(Exercise details):
Examine the entries below, count the lines holding the string "page", and respond with the number only.

(Recorded data):

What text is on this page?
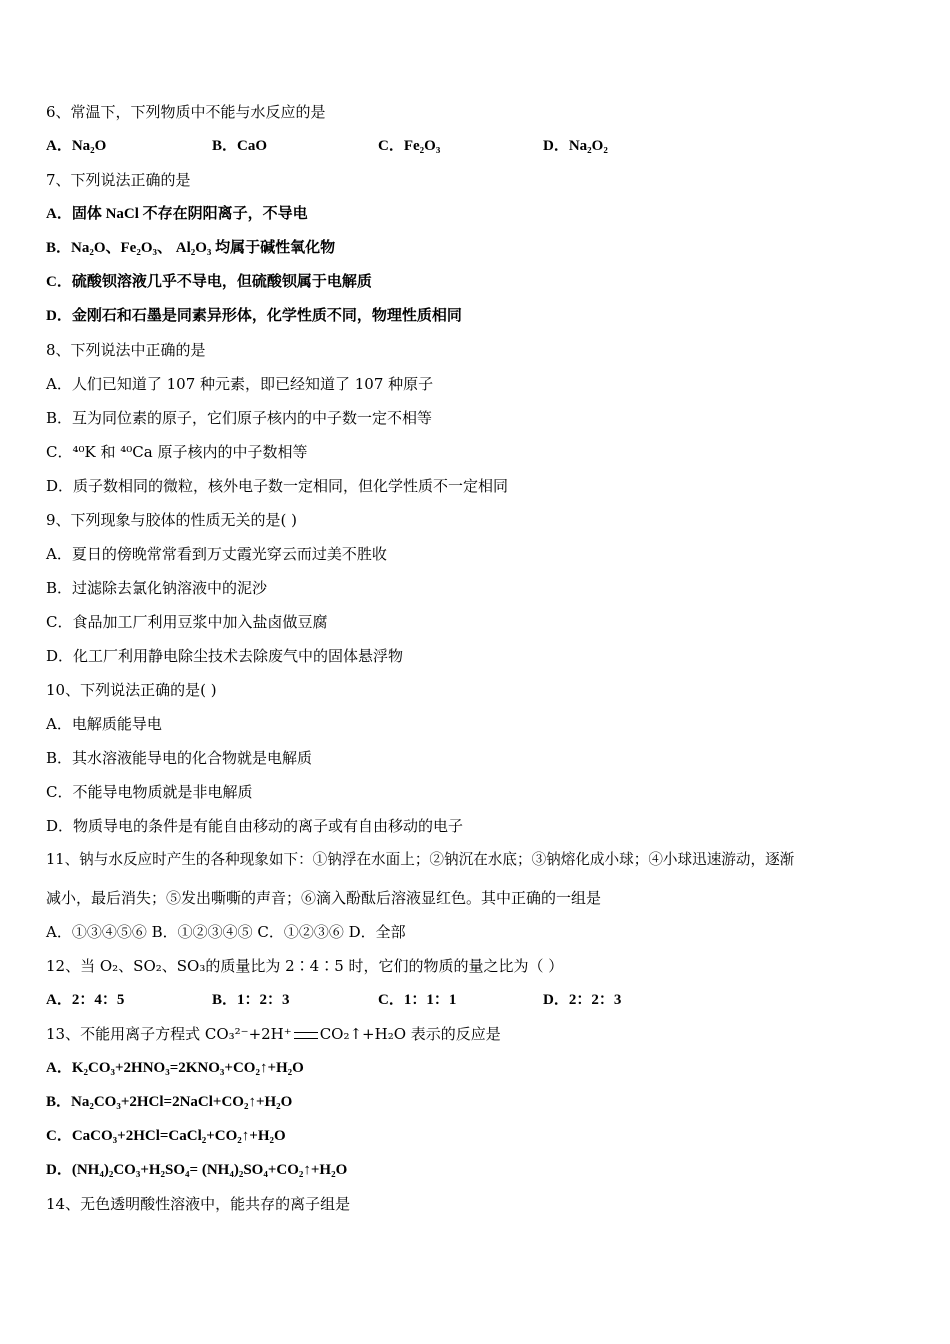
6、常温下，下列物质中不能与水反应的是
A．Na₂O	B．CaO	C．Fe₂O₃	D．Na₂O₂
7、下列说法正确的是
A．固体 NaCl 不存在阴阳离子，不导电
B．Na₂O、Fe₂O₃、 Al₂O₃ 均属于碱性氧化物
C．硫酸钡溶液几乎不导电，但硫酸钡属于电解质
D．金刚石和石墨是同素异形体，化学性质不同，物理性质相同
8、下列说法中正确的是
A．人们已知道了 107 种元素，即已经知道了 107 种原子
B．互为同位素的原子，它们原子核内的中子数一定不相等
C．⁴⁰K 和 ⁴⁰Ca 原子核内的中子数相等
D．质子数相同的微粒，核外电子数一定相同，但化学性质不一定相同
9、下列现象与胶体的性质无关的是( )
A．夏日的傍晚常常看到万丈霞光穿云而过美不胜收
B．过滤除去氯化钠溶液中的泥沙
C．食品加工厂利用豆浆中加入盐卤做豆腐
D．化工厂利用静电除尘技术去除废气中的固体悬浮物
10、下列说法正确的是( )
A．电解质能导电
B．其水溶液能导电的化合物就是电解质
C．不能导电物质就是非电解质
D．物质导电的条件是有能自由移动的离子或有自由移动的电子
11、钠与水反应时产生的各种现象如下：①钠浮在水面上；②钠沉在水底；③钠熔化成小球；④小球迅速游动，逐渐
减小，最后消失；⑤发出嘶嘶的声音；⑥滴入酚酞后溶液显红色。其中正确的一组是
A．①③④⑤⑥ B．①②③④⑤ C．①②③⑥ D．全部
12、当 O₂、SO₂、SO₃的质量比为 2∶4∶5 时，它们的物质的量之比为（ ）
A．2：4：5	B．1：2：3	C．1：1：1	D．2：2：3
13、不能用离子方程式 CO₃²⁻+2H⁺ CO₂↑+H₂O 表示的反应是
A．K₂CO₃+2HNO₃=2KNO₃+CO₂↑+H₂O
B．Na₂CO₃+2HCl=2NaCl+CO₂↑+H₂O
C．CaCO₃+2HCl=CaCl₂+CO₂↑+H₂O
D．(NH₄)₂CO₃+H₂SO₄= (NH₄)₂SO₄+CO₂↑+H₂O
14、无色透明酸性溶液中，能共存的离子组是
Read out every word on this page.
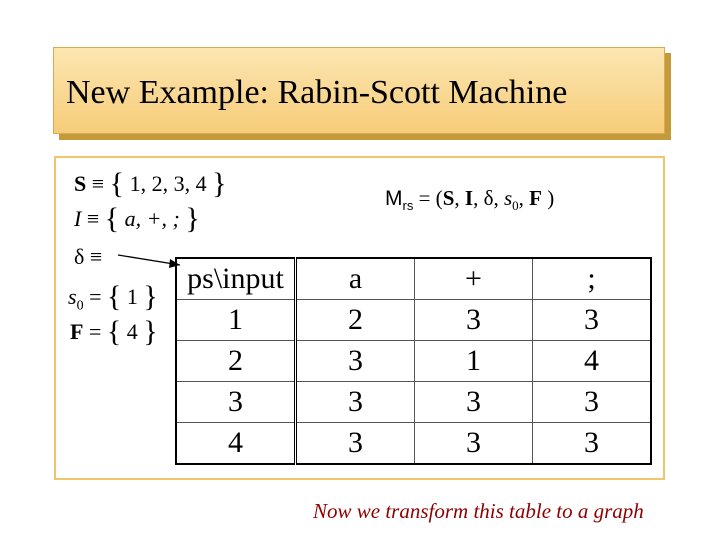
New Example: Rabin-Scott Machine
S ≡ { 1, 2, 3, 4 }
I ≡ { a, +, ; }
δ ≡
$s_0$ = { 1 }
F = { 4 }
$M_{rs} = (S$, I, δ, $s_0$, F )
ps\input	a	+	;
1	2	3	3
2	3	1	4
3	3	3	3
4	3	3	3
Now we transform this table to a graph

(Result for this task):
2